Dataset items
···

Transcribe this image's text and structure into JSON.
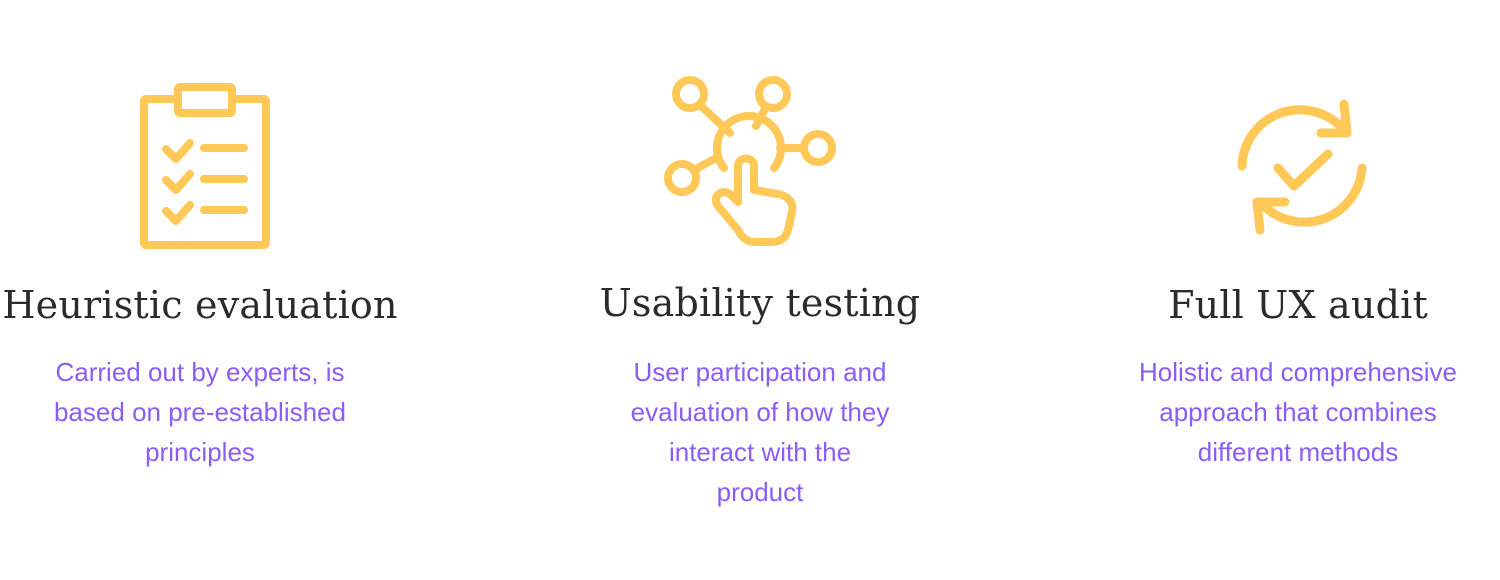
{
  "colors": {
    "icon": "#FFC857",
    "title": "#2B2B2B",
    "description": "#8B5CF6",
    "background": "#FFFFFF"
  },
  "cards": [
    {
      "icon": "clipboard-checklist-icon",
      "title": "Heuristic evaluation",
      "description_lines": [
        "Carried out by experts, is",
        "based on pre-established",
        "principles"
      ]
    },
    {
      "icon": "network-touch-icon",
      "title": "Usability testing",
      "description_lines": [
        "User participation and",
        "evaluation of how they",
        "interact with the",
        "product"
      ]
    },
    {
      "icon": "refresh-check-icon",
      "title": "Full UX audit",
      "description_lines": [
        "Holistic and comprehensive",
        "approach that combines",
        "different methods"
      ]
    }
  ]
}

···

**GOAL**
Pull out all lines from the entries above in which the word "evaluation" appears.

**ANSWER TO THE PROBLEM**
      "title": "Heuristic evaluation",
        "evaluation of how they",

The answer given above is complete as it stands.